Records excerpted from a collection:
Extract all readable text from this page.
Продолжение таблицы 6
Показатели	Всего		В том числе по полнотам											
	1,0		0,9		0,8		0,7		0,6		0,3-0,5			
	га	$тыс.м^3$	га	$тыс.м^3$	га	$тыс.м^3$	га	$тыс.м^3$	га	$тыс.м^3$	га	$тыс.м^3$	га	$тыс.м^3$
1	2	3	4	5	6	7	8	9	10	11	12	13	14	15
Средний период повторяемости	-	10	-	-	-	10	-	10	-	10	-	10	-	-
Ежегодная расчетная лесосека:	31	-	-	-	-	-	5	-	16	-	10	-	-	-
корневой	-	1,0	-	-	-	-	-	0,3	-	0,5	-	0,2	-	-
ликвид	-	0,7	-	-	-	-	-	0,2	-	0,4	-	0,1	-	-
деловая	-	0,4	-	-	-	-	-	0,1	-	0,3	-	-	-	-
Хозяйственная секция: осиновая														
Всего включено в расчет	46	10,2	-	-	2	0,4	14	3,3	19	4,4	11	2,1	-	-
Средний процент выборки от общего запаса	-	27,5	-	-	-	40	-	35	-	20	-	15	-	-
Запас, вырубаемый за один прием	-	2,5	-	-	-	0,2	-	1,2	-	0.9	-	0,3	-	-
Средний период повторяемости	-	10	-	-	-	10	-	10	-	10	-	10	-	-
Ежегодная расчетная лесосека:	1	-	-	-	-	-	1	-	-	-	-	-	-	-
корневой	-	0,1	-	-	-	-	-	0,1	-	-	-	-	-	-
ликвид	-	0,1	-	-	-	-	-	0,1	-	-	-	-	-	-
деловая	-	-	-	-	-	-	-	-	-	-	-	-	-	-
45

---

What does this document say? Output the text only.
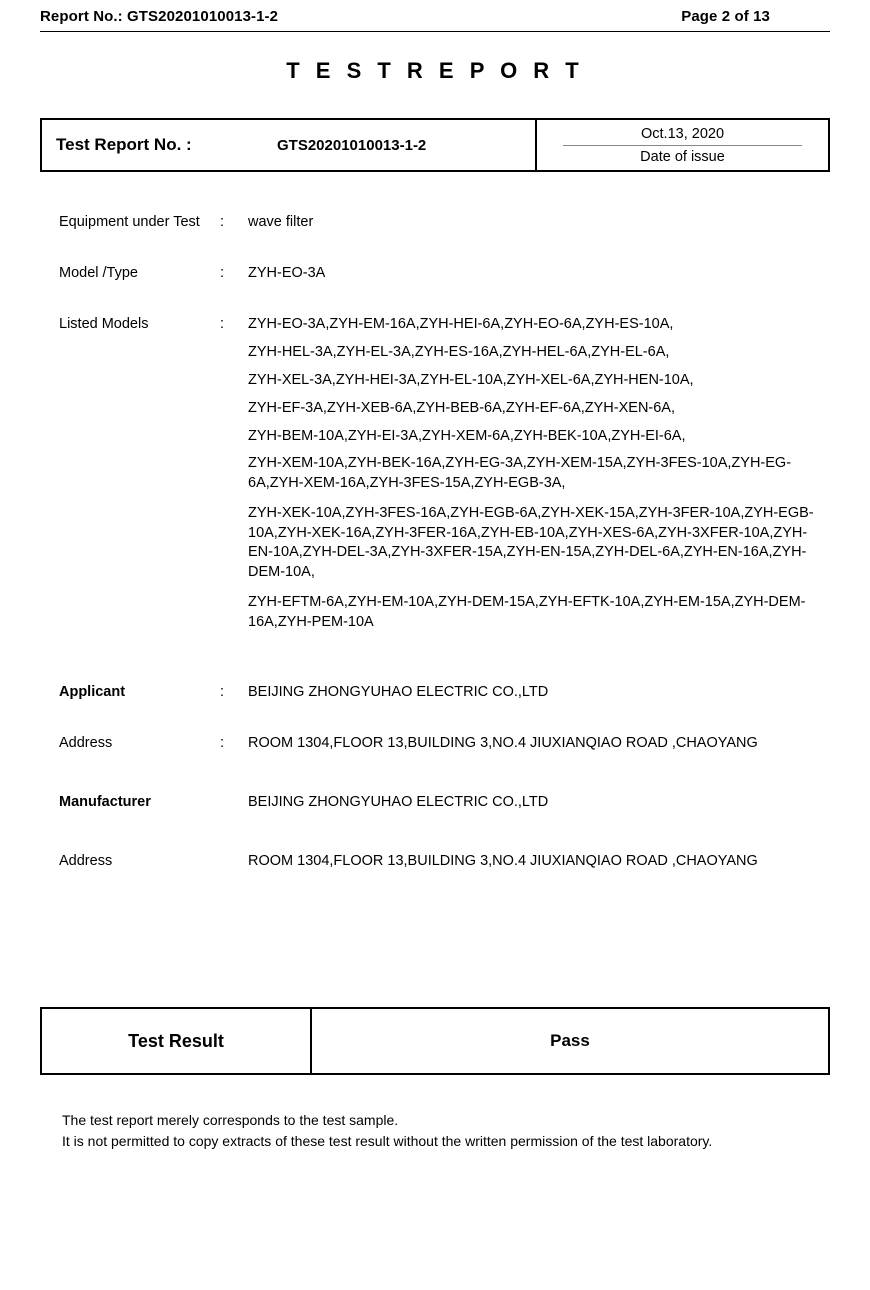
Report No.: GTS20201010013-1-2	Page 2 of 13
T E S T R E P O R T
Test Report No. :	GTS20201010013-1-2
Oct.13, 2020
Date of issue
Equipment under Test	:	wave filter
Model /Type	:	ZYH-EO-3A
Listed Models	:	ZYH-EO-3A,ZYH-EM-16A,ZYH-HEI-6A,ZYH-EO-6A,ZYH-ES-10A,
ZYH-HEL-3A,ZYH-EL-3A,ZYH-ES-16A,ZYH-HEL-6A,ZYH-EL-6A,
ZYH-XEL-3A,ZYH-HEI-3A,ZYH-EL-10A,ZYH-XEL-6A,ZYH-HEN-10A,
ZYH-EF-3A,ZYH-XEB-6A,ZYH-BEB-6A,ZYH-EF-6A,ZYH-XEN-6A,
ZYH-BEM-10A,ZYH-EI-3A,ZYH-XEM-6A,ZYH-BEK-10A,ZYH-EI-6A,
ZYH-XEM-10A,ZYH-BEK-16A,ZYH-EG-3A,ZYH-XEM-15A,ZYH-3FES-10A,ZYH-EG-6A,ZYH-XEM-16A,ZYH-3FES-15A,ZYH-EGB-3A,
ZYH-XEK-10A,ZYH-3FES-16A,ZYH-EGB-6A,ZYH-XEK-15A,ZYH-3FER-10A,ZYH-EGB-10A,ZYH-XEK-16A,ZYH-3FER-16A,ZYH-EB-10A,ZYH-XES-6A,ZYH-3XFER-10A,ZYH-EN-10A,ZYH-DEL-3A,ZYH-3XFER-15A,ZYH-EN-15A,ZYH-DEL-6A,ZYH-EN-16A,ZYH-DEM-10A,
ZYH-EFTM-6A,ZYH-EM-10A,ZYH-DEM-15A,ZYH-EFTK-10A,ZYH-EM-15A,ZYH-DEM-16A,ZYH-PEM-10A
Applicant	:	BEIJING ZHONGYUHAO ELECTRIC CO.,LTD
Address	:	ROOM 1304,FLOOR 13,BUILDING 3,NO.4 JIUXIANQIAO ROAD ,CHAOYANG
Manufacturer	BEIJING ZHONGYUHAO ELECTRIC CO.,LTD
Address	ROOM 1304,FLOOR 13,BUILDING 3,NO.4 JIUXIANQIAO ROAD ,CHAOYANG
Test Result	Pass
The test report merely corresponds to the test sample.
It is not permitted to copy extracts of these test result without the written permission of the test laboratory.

= Given request =
Display every line of the listing that contains the string "ROOM".

= Response to this exercise =
Address	:	ROOM 1304,FLOOR 13,BUILDING 3,NO.4 JIUXIANQIAO ROAD ,CHAOYANG
Address	ROOM 1304,FLOOR 13,BUILDING 3,NO.4 JIUXIANQIAO ROAD ,CHAOYANG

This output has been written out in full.